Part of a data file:
==========

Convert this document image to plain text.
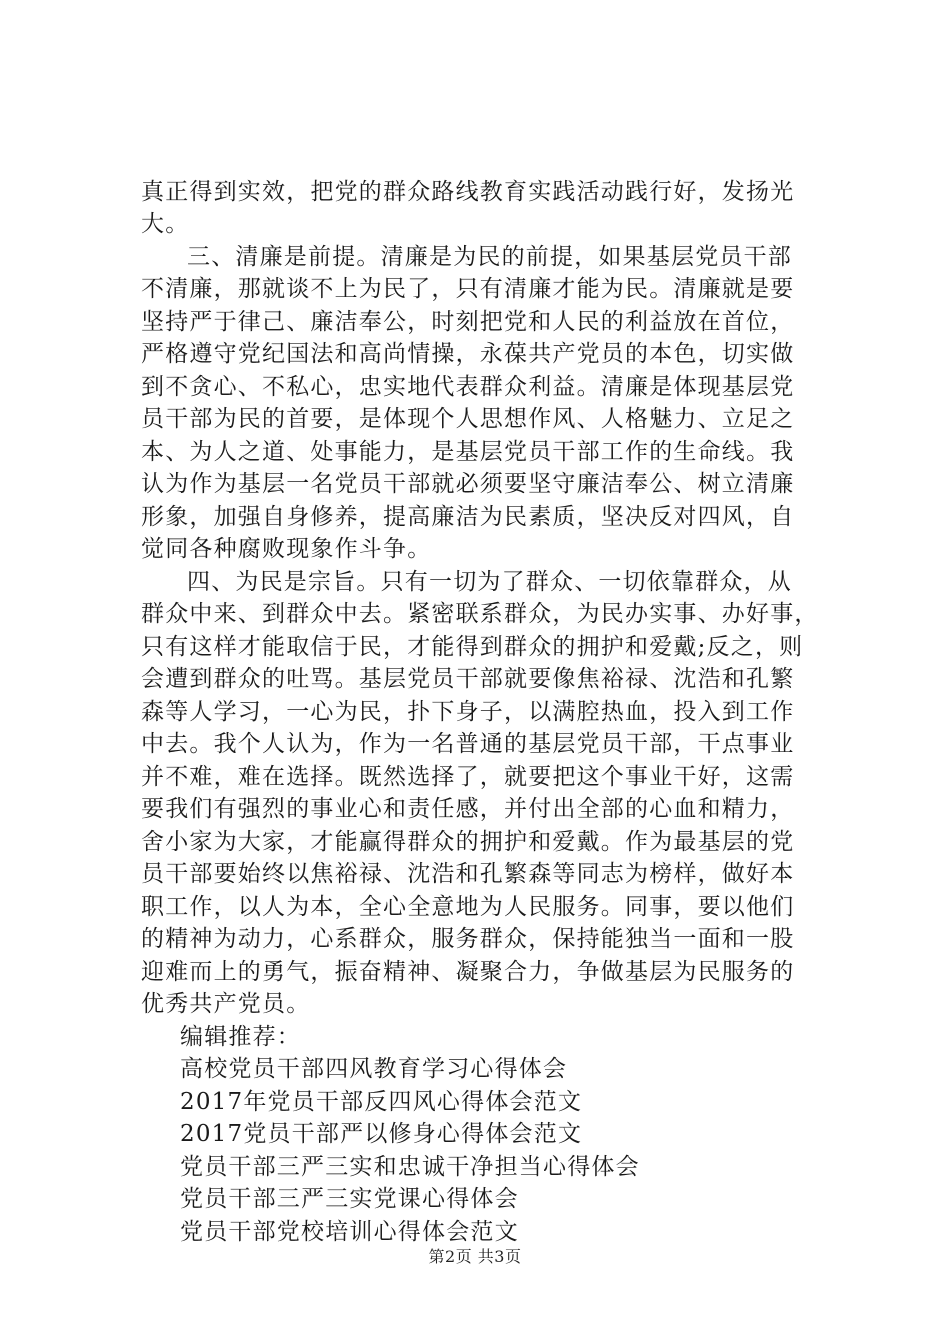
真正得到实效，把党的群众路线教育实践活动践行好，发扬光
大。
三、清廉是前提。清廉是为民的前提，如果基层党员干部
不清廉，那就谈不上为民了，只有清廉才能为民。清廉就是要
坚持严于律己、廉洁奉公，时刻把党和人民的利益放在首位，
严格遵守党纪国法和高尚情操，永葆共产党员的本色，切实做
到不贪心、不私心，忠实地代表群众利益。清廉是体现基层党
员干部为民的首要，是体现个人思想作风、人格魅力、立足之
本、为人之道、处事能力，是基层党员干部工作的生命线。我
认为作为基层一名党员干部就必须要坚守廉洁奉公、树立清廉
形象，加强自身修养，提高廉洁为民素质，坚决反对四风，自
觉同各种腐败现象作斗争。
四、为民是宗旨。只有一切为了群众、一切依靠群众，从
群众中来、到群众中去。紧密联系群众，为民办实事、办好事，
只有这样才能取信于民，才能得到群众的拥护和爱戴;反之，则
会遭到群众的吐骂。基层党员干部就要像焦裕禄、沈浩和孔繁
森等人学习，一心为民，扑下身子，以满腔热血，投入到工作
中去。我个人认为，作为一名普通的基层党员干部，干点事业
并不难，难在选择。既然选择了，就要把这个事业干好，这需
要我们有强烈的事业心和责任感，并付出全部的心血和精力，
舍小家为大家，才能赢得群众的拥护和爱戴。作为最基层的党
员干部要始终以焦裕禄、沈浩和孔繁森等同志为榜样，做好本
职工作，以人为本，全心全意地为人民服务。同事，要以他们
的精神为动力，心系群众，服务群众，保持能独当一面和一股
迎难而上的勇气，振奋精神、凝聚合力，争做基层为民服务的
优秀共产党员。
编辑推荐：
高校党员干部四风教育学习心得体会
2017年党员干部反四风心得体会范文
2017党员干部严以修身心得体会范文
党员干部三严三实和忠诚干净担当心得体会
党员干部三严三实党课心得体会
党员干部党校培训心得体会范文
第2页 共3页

==========

** WHAT IS NEEDED **
Copy out the records above in full, exactly as written, but not the pictures.

** SOLVED PROBLEM **
Convert this document image to plain text.
真正得到实效，把党的群众路线教育实践活动践行好，发扬光
大。
三、清廉是前提。清廉是为民的前提，如果基层党员干部
不清廉，那就谈不上为民了，只有清廉才能为民。清廉就是要
坚持严于律己、廉洁奉公，时刻把党和人民的利益放在首位，
严格遵守党纪国法和高尚情操，永葆共产党员的本色，切实做
到不贪心、不私心，忠实地代表群众利益。清廉是体现基层党
员干部为民的首要，是体现个人思想作风、人格魅力、立足之
本、为人之道、处事能力，是基层党员干部工作的生命线。我
认为作为基层一名党员干部就必须要坚守廉洁奉公、树立清廉
形象，加强自身修养，提高廉洁为民素质，坚决反对四风，自
觉同各种腐败现象作斗争。
四、为民是宗旨。只有一切为了群众、一切依靠群众，从
群众中来、到群众中去。紧密联系群众，为民办实事、办好事，
只有这样才能取信于民，才能得到群众的拥护和爱戴;反之，则
会遭到群众的吐骂。基层党员干部就要像焦裕禄、沈浩和孔繁
森等人学习，一心为民，扑下身子，以满腔热血，投入到工作
中去。我个人认为，作为一名普通的基层党员干部，干点事业
并不难，难在选择。既然选择了，就要把这个事业干好，这需
要我们有强烈的事业心和责任感，并付出全部的心血和精力，
舍小家为大家，才能赢得群众的拥护和爱戴。作为最基层的党
员干部要始终以焦裕禄、沈浩和孔繁森等同志为榜样，做好本
职工作，以人为本，全心全意地为人民服务。同事，要以他们
的精神为动力，心系群众，服务群众，保持能独当一面和一股
迎难而上的勇气，振奋精神、凝聚合力，争做基层为民服务的
优秀共产党员。
编辑推荐：
高校党员干部四风教育学习心得体会
2017年党员干部反四风心得体会范文
2017党员干部严以修身心得体会范文
党员干部三严三实和忠诚干净担当心得体会
党员干部三严三实党课心得体会
党员干部党校培训心得体会范文
第2页 共3页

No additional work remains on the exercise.